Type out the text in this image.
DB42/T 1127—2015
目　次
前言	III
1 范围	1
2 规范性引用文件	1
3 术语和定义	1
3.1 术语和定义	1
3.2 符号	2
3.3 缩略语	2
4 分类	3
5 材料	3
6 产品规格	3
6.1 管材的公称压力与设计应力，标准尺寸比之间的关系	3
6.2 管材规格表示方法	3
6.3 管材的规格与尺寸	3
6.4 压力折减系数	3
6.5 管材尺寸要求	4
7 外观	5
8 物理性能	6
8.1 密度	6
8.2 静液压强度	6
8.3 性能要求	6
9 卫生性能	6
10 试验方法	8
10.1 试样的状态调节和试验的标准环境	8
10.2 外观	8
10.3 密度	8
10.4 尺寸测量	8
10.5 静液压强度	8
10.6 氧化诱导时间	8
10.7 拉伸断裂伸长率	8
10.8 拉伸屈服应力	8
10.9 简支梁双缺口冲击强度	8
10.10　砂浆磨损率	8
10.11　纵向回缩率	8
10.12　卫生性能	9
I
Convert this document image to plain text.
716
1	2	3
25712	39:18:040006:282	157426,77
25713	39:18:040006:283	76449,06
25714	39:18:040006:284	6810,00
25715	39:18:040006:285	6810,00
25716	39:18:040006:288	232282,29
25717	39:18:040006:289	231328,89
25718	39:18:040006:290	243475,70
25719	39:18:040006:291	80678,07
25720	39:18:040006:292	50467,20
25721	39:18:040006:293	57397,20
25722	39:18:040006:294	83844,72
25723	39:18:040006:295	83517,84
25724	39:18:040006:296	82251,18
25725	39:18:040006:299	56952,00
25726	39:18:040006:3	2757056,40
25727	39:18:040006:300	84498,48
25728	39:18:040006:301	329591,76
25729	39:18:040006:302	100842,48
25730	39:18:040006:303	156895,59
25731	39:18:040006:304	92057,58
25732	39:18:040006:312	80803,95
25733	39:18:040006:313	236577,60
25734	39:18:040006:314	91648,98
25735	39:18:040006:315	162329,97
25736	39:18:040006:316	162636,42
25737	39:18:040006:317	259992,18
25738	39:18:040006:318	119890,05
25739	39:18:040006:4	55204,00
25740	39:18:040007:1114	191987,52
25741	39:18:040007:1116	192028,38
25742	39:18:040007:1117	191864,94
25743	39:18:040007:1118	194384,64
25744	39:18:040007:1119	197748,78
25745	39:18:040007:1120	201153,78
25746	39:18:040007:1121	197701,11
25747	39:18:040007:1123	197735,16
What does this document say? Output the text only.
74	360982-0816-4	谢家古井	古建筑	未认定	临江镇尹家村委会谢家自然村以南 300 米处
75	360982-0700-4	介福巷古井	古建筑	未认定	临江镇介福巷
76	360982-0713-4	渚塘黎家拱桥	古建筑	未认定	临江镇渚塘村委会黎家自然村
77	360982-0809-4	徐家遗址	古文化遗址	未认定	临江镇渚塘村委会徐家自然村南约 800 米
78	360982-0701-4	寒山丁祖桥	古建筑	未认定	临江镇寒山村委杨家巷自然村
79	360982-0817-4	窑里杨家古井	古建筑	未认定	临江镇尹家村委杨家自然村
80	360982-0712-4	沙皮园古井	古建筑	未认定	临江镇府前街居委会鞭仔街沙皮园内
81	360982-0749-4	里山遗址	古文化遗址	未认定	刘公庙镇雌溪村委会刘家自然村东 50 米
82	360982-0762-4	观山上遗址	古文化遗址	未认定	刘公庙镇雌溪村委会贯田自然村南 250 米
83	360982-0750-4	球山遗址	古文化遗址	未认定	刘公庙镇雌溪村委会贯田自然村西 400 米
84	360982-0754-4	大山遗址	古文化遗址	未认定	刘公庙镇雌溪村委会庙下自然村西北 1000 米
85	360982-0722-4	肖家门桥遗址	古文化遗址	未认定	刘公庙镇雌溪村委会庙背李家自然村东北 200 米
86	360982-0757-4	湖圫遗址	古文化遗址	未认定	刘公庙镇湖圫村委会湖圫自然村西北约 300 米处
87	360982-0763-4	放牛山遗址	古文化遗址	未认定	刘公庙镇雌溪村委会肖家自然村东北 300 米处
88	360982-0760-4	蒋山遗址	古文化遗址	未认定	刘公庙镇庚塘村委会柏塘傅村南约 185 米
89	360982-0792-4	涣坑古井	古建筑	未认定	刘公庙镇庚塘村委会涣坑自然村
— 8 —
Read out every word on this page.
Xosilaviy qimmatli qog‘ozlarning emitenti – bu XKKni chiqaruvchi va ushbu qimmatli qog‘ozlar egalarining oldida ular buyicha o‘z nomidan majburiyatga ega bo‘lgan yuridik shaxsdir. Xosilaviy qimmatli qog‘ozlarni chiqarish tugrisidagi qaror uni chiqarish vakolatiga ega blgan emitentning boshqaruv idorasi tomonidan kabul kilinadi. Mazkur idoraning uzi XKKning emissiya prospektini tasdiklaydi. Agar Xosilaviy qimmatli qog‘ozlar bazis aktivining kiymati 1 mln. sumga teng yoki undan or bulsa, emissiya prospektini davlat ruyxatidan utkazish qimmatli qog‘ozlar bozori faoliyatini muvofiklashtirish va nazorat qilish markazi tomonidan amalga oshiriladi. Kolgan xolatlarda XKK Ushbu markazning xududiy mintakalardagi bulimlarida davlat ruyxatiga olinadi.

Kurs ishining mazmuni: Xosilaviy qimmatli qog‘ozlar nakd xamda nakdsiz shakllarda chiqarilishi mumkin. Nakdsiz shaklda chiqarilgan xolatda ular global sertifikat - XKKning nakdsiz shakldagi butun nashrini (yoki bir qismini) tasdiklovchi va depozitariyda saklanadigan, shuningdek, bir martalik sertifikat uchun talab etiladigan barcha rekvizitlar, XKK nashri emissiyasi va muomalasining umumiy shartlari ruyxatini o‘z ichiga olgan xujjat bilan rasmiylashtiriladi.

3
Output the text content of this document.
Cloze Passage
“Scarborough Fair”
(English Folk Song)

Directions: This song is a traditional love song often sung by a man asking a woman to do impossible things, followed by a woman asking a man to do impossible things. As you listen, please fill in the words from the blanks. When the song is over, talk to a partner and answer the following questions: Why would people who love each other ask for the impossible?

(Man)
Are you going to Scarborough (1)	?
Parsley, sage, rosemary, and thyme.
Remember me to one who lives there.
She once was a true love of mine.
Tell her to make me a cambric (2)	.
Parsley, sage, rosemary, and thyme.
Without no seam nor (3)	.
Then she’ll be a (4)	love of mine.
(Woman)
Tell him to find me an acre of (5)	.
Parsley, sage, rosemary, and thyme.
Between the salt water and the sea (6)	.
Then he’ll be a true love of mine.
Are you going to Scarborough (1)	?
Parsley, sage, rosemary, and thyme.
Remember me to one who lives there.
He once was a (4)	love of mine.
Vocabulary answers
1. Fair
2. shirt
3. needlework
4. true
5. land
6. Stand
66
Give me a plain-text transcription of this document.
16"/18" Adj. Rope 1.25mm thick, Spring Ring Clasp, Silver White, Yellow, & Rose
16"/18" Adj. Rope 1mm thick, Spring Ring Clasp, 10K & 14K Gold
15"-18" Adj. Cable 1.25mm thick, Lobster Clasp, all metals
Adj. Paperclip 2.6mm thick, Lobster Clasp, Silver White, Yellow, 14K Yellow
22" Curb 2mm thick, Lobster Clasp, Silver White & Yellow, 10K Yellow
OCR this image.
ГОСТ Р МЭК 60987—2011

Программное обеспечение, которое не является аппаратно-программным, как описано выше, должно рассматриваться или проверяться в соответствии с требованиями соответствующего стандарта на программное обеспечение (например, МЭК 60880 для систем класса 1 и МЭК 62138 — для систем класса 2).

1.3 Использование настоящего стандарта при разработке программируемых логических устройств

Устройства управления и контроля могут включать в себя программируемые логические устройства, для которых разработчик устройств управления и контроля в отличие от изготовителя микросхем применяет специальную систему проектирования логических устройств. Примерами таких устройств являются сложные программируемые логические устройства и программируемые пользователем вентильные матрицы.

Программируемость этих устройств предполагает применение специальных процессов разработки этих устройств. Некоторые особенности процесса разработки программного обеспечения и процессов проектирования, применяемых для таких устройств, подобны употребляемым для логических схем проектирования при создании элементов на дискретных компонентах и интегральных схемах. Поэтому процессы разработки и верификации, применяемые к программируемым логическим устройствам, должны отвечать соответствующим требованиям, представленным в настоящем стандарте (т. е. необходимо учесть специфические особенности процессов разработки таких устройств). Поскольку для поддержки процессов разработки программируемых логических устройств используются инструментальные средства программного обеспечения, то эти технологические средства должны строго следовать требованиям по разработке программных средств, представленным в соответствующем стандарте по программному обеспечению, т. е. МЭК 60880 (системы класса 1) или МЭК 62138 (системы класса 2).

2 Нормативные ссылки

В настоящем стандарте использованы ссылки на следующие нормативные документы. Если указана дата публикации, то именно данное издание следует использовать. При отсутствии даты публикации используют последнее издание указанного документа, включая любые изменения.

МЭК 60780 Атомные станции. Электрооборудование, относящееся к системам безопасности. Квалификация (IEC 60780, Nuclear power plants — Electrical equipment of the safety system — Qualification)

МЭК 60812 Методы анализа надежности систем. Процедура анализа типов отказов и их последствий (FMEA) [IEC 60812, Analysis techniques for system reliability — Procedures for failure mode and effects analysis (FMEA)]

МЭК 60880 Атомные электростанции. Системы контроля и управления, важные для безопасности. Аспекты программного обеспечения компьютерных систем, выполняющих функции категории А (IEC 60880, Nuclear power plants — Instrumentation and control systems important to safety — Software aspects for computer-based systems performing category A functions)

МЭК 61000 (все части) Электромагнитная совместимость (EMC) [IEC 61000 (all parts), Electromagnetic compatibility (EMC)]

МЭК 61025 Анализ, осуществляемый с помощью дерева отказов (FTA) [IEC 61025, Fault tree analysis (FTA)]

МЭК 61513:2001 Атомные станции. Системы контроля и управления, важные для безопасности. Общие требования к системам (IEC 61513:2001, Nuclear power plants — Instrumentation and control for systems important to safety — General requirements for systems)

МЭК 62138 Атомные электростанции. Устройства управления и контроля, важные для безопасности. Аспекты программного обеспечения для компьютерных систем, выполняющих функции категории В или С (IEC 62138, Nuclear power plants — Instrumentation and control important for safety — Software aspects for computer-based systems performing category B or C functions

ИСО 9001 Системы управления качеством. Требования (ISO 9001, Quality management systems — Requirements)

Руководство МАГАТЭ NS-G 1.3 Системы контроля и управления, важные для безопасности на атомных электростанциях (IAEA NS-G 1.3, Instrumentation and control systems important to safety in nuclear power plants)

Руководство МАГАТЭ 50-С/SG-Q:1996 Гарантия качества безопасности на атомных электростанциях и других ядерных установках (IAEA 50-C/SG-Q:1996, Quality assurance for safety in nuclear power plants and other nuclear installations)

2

*What is required*. Give the count of lines in the data shown above that contain "категории", and nothing else.

*Expected answer*. 2